■ WHAT IS EXPECTED: Extract all lines that hold "ситуациям" from the records below.

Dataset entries
## BEGIN
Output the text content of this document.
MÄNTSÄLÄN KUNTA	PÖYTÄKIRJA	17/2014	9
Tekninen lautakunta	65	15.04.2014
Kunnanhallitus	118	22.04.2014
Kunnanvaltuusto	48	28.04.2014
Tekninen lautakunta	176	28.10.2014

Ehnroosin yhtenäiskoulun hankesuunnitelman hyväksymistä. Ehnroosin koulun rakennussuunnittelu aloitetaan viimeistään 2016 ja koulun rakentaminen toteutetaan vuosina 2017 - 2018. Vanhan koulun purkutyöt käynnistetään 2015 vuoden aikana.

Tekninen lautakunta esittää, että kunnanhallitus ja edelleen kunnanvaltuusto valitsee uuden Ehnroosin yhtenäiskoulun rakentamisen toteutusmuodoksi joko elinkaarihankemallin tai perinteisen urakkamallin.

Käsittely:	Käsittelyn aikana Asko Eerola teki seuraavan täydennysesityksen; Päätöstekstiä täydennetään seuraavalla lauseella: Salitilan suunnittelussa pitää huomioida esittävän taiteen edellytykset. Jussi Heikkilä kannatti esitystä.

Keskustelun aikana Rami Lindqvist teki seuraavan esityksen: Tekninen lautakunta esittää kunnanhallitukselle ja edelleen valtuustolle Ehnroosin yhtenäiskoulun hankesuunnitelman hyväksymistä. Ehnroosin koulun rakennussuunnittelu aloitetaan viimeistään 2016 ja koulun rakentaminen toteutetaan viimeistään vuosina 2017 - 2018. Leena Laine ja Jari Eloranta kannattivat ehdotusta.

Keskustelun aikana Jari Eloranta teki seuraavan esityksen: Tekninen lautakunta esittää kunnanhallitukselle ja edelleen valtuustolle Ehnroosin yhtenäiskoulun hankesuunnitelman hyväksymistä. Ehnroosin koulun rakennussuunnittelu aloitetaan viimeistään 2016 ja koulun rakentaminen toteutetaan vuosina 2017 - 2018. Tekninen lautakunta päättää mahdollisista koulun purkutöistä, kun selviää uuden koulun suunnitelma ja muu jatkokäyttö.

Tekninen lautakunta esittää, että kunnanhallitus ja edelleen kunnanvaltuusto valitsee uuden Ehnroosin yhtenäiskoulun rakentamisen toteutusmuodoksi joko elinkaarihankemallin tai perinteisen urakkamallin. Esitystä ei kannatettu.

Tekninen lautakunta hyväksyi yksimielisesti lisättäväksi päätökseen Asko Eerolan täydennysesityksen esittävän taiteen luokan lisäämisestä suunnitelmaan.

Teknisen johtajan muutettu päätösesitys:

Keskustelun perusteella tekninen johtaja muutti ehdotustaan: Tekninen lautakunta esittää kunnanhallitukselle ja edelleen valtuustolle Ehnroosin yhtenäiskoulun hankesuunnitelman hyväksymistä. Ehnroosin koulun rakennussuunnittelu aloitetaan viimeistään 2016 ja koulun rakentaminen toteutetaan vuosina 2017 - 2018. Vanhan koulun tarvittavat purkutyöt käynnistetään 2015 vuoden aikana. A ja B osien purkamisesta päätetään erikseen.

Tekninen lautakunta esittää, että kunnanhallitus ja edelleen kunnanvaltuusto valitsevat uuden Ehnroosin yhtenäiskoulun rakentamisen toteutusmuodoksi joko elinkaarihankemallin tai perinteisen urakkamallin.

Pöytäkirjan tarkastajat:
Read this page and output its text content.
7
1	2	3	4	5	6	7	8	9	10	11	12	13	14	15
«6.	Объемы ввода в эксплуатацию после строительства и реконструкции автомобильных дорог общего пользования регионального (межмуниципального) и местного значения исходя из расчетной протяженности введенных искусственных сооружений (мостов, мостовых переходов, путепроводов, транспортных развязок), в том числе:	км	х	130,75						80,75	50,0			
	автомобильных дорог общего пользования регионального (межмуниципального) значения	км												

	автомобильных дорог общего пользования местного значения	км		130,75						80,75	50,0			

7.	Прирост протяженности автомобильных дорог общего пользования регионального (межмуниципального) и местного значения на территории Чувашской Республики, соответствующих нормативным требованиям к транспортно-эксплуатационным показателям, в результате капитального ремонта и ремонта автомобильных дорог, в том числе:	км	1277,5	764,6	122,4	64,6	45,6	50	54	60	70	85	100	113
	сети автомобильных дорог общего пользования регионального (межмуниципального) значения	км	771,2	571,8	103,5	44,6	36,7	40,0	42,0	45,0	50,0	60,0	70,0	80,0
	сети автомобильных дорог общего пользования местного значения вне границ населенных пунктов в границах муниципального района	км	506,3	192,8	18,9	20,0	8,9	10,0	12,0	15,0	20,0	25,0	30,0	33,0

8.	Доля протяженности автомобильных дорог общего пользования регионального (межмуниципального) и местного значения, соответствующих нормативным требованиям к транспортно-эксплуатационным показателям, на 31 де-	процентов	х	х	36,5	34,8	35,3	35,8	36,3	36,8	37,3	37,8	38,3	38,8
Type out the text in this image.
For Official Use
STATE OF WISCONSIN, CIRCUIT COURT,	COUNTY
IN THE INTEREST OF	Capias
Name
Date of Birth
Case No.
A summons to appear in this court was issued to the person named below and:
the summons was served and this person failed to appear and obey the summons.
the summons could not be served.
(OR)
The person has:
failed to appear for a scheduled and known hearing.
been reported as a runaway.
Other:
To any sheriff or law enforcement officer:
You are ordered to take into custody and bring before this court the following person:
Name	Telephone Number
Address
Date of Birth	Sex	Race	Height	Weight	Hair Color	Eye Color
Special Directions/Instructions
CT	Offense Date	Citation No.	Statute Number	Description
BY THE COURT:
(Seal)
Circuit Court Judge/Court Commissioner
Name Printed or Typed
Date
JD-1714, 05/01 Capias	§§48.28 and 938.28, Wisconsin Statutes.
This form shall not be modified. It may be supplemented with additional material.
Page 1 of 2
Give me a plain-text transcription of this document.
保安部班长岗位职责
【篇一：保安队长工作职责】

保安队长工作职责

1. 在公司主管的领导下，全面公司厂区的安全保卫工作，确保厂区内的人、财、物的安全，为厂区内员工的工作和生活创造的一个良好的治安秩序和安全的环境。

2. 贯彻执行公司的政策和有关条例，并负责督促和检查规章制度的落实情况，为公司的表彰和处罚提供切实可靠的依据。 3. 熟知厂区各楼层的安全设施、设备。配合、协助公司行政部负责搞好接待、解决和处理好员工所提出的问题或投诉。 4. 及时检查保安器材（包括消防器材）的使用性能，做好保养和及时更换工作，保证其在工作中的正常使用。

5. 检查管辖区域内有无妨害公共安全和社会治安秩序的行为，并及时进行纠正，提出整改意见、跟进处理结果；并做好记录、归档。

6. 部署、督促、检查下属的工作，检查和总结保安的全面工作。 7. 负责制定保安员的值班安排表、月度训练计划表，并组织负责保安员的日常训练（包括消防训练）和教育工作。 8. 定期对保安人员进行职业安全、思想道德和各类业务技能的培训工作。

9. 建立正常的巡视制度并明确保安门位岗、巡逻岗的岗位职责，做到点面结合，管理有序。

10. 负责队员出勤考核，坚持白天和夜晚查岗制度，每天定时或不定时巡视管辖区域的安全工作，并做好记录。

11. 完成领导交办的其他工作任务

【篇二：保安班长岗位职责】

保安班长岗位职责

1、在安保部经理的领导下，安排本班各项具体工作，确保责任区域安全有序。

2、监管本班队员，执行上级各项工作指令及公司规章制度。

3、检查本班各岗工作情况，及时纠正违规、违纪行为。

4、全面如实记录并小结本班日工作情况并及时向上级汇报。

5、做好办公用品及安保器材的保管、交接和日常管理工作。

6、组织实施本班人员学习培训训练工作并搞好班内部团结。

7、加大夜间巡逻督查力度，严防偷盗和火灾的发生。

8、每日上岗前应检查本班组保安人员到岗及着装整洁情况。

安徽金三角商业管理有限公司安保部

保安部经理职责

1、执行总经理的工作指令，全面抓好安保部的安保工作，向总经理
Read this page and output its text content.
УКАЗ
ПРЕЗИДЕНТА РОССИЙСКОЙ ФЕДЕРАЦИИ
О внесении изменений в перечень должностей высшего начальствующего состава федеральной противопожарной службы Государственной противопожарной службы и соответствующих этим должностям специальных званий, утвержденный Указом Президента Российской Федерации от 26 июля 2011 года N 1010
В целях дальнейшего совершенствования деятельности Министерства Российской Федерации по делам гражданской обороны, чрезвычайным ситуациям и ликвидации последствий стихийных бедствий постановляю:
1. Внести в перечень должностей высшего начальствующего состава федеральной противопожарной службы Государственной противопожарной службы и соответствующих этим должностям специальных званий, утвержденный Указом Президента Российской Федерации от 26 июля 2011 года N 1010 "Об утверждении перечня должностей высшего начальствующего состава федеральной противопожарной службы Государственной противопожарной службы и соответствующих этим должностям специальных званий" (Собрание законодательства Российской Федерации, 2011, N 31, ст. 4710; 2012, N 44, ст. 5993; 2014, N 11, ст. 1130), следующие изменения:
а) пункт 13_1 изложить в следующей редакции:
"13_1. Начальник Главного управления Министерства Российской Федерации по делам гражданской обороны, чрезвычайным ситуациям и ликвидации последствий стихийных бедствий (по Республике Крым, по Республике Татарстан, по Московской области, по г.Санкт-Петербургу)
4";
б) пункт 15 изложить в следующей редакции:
## END
■ OUTPUT OF THE EXERCISE:
В целях дальнейшего совершенствования деятельности Министерства Российской Федерации по делам гражданской обороны, чрезвычайным ситуациям и ликвидации последствий стихийных бедствий постановляю:
"13_1. Начальник Главного управления Министерства Российской Федерации по делам гражданской обороны, чрезвычайным ситуациям и ликвидации последствий стихийных бедствий (по Республике Крым, по Республике Татарстан, по Московской области, по г.Санкт-Петербургу)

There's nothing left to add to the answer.